> **GOAL**
Write out the records beneath this line exactly as they appear, minus any images.

┌─ PROVIDED INFORMATION

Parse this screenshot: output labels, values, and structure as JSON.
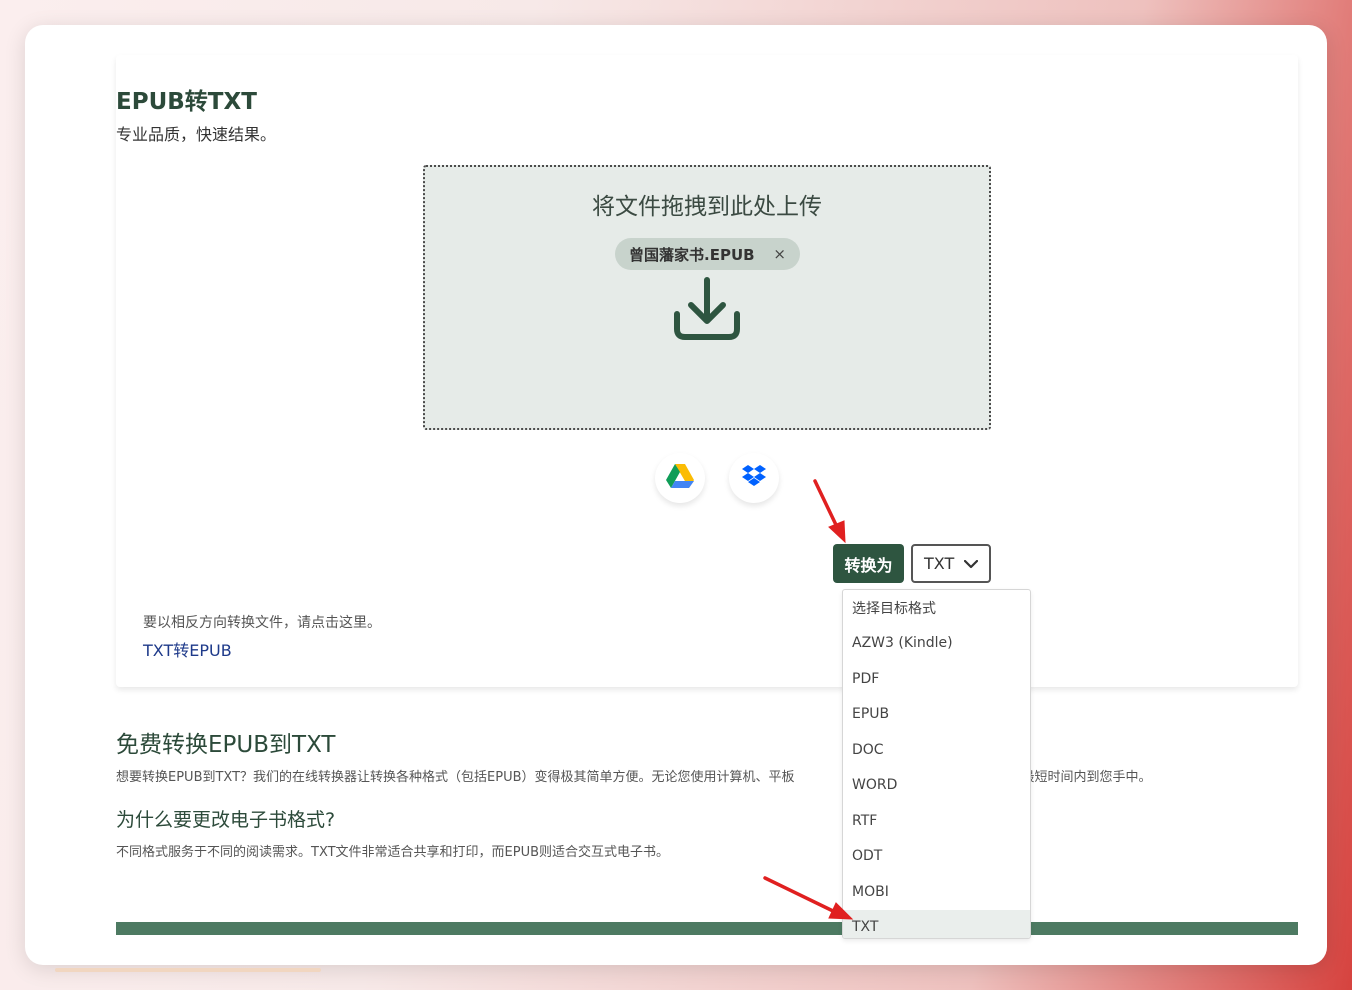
{
  "page": {
    "title": "EPUB转TXT",
    "subtitle": "专业品质，快速结果。"
  },
  "dropzone": {
    "prompt": "将文件拖拽到此处上传",
    "file_name": "曾国藩家书.EPUB",
    "remove_icon": "×"
  },
  "cloud_sources": {
    "google_drive_icon": "google-drive-icon",
    "dropbox_icon": "dropbox-icon"
  },
  "convert": {
    "button_label": "转换为",
    "selected_format": "TXT"
  },
  "format_options": [
    "选择目标格式",
    "AZW3 (Kindle)",
    "PDF",
    "EPUB",
    "DOC",
    "WORD",
    "RTF",
    "ODT",
    "MOBI",
    "TXT"
  ],
  "reverse": {
    "note": "要以相反方向转换文件，请点击这里。",
    "link": "TXT转EPUB"
  },
  "section1": {
    "title": "免费转换EPUB到TXT",
    "text_left": "想要转换EPUB到TXT？我们的在线转换器让转换各种格式（包括EPUB）变得极其简单方便。无论您使用计算机、平板",
    "text_right": "件将在最短时间内到您手中。"
  },
  "section2": {
    "title": "为什么要更改电子书格式?",
    "text": "不同格式服务于不同的阅读需求。TXT文件非常适合共享和打印，而EPUB则适合交互式电子书。"
  },
  "colors": {
    "primary_green": "#2e5540",
    "dropzone_bg": "#e6ebe8",
    "link_blue": "#1e3a8a",
    "annotation_red": "#e02020"
  }
}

└─

> **EXPECTED OUTPUT**
Parse this screenshot: output labels, values, and structure as JSON.
{
  "page": {
    "title": "EPUB转TXT",
    "subtitle": "专业品质，快速结果。"
  },
  "dropzone": {
    "prompt": "将文件拖拽到此处上传",
    "file_name": "曾国藩家书.EPUB",
    "remove_icon": "×"
  },
  "cloud_sources": {
    "google_drive_icon": "google-drive-icon",
    "dropbox_icon": "dropbox-icon"
  },
  "convert": {
    "button_label": "转换为",
    "selected_format": "TXT"
  },
  "format_options": [
    "选择目标格式",
    "AZW3 (Kindle)",
    "PDF",
    "EPUB",
    "DOC",
    "WORD",
    "RTF",
    "ODT",
    "MOBI",
    "TXT"
  ],
  "reverse": {
    "note": "要以相反方向转换文件，请点击这里。",
    "link": "TXT转EPUB"
  },
  "section1": {
    "title": "免费转换EPUB到TXT",
    "text_left": "想要转换EPUB到TXT？我们的在线转换器让转换各种格式（包括EPUB）变得极其简单方便。无论您使用计算机、平板",
    "text_right": "件将在最短时间内到您手中。"
  },
  "section2": {
    "title": "为什么要更改电子书格式?",
    "text": "不同格式服务于不同的阅读需求。TXT文件非常适合共享和打印，而EPUB则适合交互式电子书。"
  },
  "colors": {
    "primary_green": "#2e5540",
    "dropzone_bg": "#e6ebe8",
    "link_blue": "#1e3a8a",
    "annotation_red": "#e02020"
  }
}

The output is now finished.